__SUPPLIED MATERIAL__:
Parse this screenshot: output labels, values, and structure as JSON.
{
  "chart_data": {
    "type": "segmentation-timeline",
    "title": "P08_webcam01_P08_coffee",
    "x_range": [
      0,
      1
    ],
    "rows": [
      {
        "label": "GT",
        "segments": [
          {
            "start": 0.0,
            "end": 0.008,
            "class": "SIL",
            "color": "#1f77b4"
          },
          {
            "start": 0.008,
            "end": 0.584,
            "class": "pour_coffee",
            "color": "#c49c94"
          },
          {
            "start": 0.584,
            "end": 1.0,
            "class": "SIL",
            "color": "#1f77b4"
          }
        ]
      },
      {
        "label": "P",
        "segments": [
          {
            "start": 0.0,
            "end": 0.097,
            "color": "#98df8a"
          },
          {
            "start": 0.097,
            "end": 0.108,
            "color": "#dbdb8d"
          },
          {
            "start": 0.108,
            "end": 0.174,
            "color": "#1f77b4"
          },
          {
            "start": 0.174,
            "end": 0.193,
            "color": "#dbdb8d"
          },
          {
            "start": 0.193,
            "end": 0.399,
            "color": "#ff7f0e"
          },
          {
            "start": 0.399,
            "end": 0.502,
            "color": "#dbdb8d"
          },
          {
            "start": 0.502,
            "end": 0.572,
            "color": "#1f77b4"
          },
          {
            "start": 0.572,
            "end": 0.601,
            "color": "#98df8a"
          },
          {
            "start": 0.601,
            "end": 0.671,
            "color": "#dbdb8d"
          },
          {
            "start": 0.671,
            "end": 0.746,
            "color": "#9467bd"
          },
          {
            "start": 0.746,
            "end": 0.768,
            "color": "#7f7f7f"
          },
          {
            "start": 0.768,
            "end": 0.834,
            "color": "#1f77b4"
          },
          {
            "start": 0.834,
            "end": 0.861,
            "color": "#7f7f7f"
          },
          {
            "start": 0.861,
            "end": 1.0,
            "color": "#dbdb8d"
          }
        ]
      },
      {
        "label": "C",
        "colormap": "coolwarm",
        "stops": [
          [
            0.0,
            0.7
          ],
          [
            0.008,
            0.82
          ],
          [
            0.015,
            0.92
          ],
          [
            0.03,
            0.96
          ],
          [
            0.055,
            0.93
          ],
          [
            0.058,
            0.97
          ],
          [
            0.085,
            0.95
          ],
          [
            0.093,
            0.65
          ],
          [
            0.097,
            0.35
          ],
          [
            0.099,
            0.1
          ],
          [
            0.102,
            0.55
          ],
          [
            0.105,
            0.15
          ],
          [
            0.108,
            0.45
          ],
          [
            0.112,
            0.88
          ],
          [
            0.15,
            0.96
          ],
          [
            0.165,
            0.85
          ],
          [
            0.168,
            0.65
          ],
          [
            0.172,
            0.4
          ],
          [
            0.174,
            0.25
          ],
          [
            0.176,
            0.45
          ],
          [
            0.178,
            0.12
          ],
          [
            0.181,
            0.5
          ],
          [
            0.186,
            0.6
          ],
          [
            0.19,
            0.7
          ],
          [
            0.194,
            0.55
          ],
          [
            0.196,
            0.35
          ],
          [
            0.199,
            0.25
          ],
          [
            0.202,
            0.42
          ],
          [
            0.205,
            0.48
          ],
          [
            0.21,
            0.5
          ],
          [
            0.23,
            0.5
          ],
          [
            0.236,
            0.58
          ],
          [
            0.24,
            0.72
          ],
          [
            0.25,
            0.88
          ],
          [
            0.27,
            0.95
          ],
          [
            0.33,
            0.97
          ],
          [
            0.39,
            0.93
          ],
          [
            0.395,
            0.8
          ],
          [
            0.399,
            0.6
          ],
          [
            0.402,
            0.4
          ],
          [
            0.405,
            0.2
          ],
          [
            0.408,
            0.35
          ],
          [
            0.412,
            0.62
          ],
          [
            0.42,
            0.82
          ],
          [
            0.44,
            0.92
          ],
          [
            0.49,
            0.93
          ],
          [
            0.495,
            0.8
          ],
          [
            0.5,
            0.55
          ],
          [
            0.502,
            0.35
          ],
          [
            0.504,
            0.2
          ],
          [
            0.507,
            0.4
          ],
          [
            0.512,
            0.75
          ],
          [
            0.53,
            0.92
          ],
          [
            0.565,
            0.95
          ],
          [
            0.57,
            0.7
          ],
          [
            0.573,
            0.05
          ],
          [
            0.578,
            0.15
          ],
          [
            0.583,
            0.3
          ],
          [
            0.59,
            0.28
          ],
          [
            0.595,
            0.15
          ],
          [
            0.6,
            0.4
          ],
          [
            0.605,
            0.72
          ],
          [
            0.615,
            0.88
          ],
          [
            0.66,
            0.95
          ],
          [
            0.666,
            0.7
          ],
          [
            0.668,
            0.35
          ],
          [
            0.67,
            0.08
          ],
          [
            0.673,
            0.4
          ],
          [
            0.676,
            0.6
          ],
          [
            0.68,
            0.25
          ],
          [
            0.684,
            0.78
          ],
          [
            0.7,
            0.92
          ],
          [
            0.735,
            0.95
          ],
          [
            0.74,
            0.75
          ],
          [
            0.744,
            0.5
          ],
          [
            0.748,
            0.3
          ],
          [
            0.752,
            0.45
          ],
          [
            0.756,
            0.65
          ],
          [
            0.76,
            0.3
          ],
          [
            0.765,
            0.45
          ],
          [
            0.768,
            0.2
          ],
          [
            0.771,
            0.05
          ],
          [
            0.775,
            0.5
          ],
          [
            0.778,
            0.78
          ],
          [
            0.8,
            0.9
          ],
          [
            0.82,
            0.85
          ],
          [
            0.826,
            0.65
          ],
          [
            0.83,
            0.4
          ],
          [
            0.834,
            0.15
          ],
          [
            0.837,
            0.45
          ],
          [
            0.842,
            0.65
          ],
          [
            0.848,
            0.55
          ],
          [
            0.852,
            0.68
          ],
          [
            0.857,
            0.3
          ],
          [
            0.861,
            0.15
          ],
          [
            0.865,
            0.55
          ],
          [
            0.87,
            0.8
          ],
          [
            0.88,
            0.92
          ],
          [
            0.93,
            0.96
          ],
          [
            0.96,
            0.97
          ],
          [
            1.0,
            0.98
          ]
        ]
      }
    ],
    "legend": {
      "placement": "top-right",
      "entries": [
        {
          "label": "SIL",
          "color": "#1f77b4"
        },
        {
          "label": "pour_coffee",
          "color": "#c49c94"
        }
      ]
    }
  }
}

__WHAT YOU SHOULD DO__: Retype the whole listing, matching it exactly.

__TASK OUTPUT__:
Parse this screenshot: output labels, values, and structure as JSON.
{
  "chart_data": {
    "type": "segmentation-timeline",
    "title": "P08_webcam01_P08_coffee",
    "x_range": [
      0,
      1
    ],
    "rows": [
      {
        "label": "GT",
        "segments": [
          {
            "start": 0.0,
            "end": 0.008,
            "class": "SIL",
            "color": "#1f77b4"
          },
          {
            "start": 0.008,
            "end": 0.584,
            "class": "pour_coffee",
            "color": "#c49c94"
          },
          {
            "start": 0.584,
            "end": 1.0,
            "class": "SIL",
            "color": "#1f77b4"
          }
        ]
      },
      {
        "label": "P",
        "segments": [
          {
            "start": 0.0,
            "end": 0.097,
            "color": "#98df8a"
          },
          {
            "start": 0.097,
            "end": 0.108,
            "color": "#dbdb8d"
          },
          {
            "start": 0.108,
            "end": 0.174,
            "color": "#1f77b4"
          },
          {
            "start": 0.174,
            "end": 0.193,
            "color": "#dbdb8d"
          },
          {
            "start": 0.193,
            "end": 0.399,
            "color": "#ff7f0e"
          },
          {
            "start": 0.399,
            "end": 0.502,
            "color": "#dbdb8d"
          },
          {
            "start": 0.502,
            "end": 0.572,
            "color": "#1f77b4"
          },
          {
            "start": 0.572,
            "end": 0.601,
            "color": "#98df8a"
          },
          {
            "start": 0.601,
            "end": 0.671,
            "color": "#dbdb8d"
          },
          {
            "start": 0.671,
            "end": 0.746,
            "color": "#9467bd"
          },
          {
            "start": 0.746,
            "end": 0.768,
            "color": "#7f7f7f"
          },
          {
            "start": 0.768,
            "end": 0.834,
            "color": "#1f77b4"
          },
          {
            "start": 0.834,
            "end": 0.861,
            "color": "#7f7f7f"
          },
          {
            "start": 0.861,
            "end": 1.0,
            "color": "#dbdb8d"
          }
        ]
      },
      {
        "label": "C",
        "colormap": "coolwarm",
        "stops": [
          [
            0.0,
            0.7
          ],
          [
            0.008,
            0.82
          ],
          [
            0.015,
            0.92
          ],
          [
            0.03,
            0.96
          ],
          [
            0.055,
            0.93
          ],
          [
            0.058,
            0.97
          ],
          [
            0.085,
            0.95
          ],
          [
            0.093,
            0.65
          ],
          [
            0.097,
            0.35
          ],
          [
            0.099,
            0.1
          ],
          [
            0.102,
            0.55
          ],
          [
            0.105,
            0.15
          ],
          [
            0.108,
            0.45
          ],
          [
            0.112,
            0.88
          ],
          [
            0.15,
            0.96
          ],
          [
            0.165,
            0.85
          ],
          [
            0.168,
            0.65
          ],
          [
            0.172,
            0.4
          ],
          [
            0.174,
            0.25
          ],
          [
            0.176,
            0.45
          ],
          [
            0.178,
            0.12
          ],
          [
            0.181,
            0.5
          ],
          [
            0.186,
            0.6
          ],
          [
            0.19,
            0.7
          ],
          [
            0.194,
            0.55
          ],
          [
            0.196,
            0.35
          ],
          [
            0.199,
            0.25
          ],
          [
            0.202,
            0.42
          ],
          [
            0.205,
            0.48
          ],
          [
            0.21,
            0.5
          ],
          [
            0.23,
            0.5
          ],
          [
            0.236,
            0.58
          ],
          [
            0.24,
            0.72
          ],
          [
            0.25,
            0.88
          ],
          [
            0.27,
            0.95
          ],
          [
            0.33,
            0.97
          ],
          [
            0.39,
            0.93
          ],
          [
            0.395,
            0.8
          ],
          [
            0.399,
            0.6
          ],
          [
            0.402,
            0.4
          ],
          [
            0.405,
            0.2
          ],
          [
            0.408,
            0.35
          ],
          [
            0.412,
            0.62
          ],
          [
            0.42,
            0.82
          ],
          [
            0.44,
            0.92
          ],
          [
            0.49,
            0.93
          ],
          [
            0.495,
            0.8
          ],
          [
            0.5,
            0.55
          ],
          [
            0.502,
            0.35
          ],
          [
            0.504,
            0.2
          ],
          [
            0.507,
            0.4
          ],
          [
            0.512,
            0.75
          ],
          [
            0.53,
            0.92
          ],
          [
            0.565,
            0.95
          ],
          [
            0.57,
            0.7
          ],
          [
            0.573,
            0.05
          ],
          [
            0.578,
            0.15
          ],
          [
            0.583,
            0.3
          ],
          [
            0.59,
            0.28
          ],
          [
            0.595,
            0.15
          ],
          [
            0.6,
            0.4
          ],
          [
            0.605,
            0.72
          ],
          [
            0.615,
            0.88
          ],
          [
            0.66,
            0.95
          ],
          [
            0.666,
            0.7
          ],
          [
            0.668,
            0.35
          ],
          [
            0.67,
            0.08
          ],
          [
            0.673,
            0.4
          ],
          [
            0.676,
            0.6
          ],
          [
            0.68,
            0.25
          ],
          [
            0.684,
            0.78
          ],
          [
            0.7,
            0.92
          ],
          [
            0.735,
            0.95
          ],
          [
            0.74,
            0.75
          ],
          [
            0.744,
            0.5
          ],
          [
            0.748,
            0.3
          ],
          [
            0.752,
            0.45
          ],
          [
            0.756,
            0.65
          ],
          [
            0.76,
            0.3
          ],
          [
            0.765,
            0.45
          ],
          [
            0.768,
            0.2
          ],
          [
            0.771,
            0.05
          ],
          [
            0.775,
            0.5
          ],
          [
            0.778,
            0.78
          ],
          [
            0.8,
            0.9
          ],
          [
            0.82,
            0.85
          ],
          [
            0.826,
            0.65
          ],
          [
            0.83,
            0.4
          ],
          [
            0.834,
            0.15
          ],
          [
            0.837,
            0.45
          ],
          [
            0.842,
            0.65
          ],
          [
            0.848,
            0.55
          ],
          [
            0.852,
            0.68
          ],
          [
            0.857,
            0.3
          ],
          [
            0.861,
            0.15
          ],
          [
            0.865,
            0.55
          ],
          [
            0.87,
            0.8
          ],
          [
            0.88,
            0.92
          ],
          [
            0.93,
            0.96
          ],
          [
            0.96,
            0.97
          ],
          [
            1.0,
            0.98
          ]
        ]
      }
    ],
    "legend": {
      "placement": "top-right",
      "entries": [
        {
          "label": "SIL",
          "color": "#1f77b4"
        },
        {
          "label": "pour_coffee",
          "color": "#c49c94"
        }
      ]
    }
  }
}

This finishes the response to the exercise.